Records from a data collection
■ ■ ■ ■ ■ ■ ■
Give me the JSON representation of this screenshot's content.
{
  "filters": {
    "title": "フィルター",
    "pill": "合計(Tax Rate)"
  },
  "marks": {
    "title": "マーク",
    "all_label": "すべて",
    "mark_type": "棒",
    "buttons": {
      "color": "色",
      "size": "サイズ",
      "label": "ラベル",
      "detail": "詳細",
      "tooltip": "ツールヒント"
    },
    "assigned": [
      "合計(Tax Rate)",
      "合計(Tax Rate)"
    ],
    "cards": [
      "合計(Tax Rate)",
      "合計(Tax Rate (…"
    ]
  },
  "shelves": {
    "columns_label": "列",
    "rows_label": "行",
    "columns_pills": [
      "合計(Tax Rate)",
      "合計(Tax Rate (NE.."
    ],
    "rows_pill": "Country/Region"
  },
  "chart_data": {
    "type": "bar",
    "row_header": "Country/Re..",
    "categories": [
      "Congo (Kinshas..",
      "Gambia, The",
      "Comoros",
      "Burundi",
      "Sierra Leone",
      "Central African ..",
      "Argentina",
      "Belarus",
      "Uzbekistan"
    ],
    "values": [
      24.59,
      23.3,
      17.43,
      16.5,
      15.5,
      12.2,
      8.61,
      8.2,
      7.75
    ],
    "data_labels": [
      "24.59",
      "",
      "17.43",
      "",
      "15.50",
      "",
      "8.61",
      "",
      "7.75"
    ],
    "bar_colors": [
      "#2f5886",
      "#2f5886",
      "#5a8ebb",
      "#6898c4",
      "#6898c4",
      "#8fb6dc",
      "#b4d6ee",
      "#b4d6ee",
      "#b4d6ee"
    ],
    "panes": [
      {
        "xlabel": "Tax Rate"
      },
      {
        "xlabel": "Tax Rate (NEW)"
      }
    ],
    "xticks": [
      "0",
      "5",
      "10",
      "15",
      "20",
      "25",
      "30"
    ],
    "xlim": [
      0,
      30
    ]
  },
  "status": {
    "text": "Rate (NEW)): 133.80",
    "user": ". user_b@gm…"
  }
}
■ ■ ■ ■ ■ ■ ■
WHAT IS BEING ASKED — Transcribe the data. Leave every line exactly as it is.

RESPONSE TO THE TASK —
Give me the JSON representation of this screenshot's content.
{
  "filters": {
    "title": "フィルター",
    "pill": "合計(Tax Rate)"
  },
  "marks": {
    "title": "マーク",
    "all_label": "すべて",
    "mark_type": "棒",
    "buttons": {
      "color": "色",
      "size": "サイズ",
      "label": "ラベル",
      "detail": "詳細",
      "tooltip": "ツールヒント"
    },
    "assigned": [
      "合計(Tax Rate)",
      "合計(Tax Rate)"
    ],
    "cards": [
      "合計(Tax Rate)",
      "合計(Tax Rate (…"
    ]
  },
  "shelves": {
    "columns_label": "列",
    "rows_label": "行",
    "columns_pills": [
      "合計(Tax Rate)",
      "合計(Tax Rate (NE.."
    ],
    "rows_pill": "Country/Region"
  },
  "chart_data": {
    "type": "bar",
    "row_header": "Country/Re..",
    "categories": [
      "Congo (Kinshas..",
      "Gambia, The",
      "Comoros",
      "Burundi",
      "Sierra Leone",
      "Central African ..",
      "Argentina",
      "Belarus",
      "Uzbekistan"
    ],
    "values": [
      24.59,
      23.3,
      17.43,
      16.5,
      15.5,
      12.2,
      8.61,
      8.2,
      7.75
    ],
    "data_labels": [
      "24.59",
      "",
      "17.43",
      "",
      "15.50",
      "",
      "8.61",
      "",
      "7.75"
    ],
    "bar_colors": [
      "#2f5886",
      "#2f5886",
      "#5a8ebb",
      "#6898c4",
      "#6898c4",
      "#8fb6dc",
      "#b4d6ee",
      "#b4d6ee",
      "#b4d6ee"
    ],
    "panes": [
      {
        "xlabel": "Tax Rate"
      },
      {
        "xlabel": "Tax Rate (NEW)"
      }
    ],
    "xticks": [
      "0",
      "5",
      "10",
      "15",
      "20",
      "25",
      "30"
    ],
    "xlim": [
      0,
      30
    ]
  },
  "status": {
    "text": "Rate (NEW)): 133.80",
    "user": ". user_b@gm…"
  }
}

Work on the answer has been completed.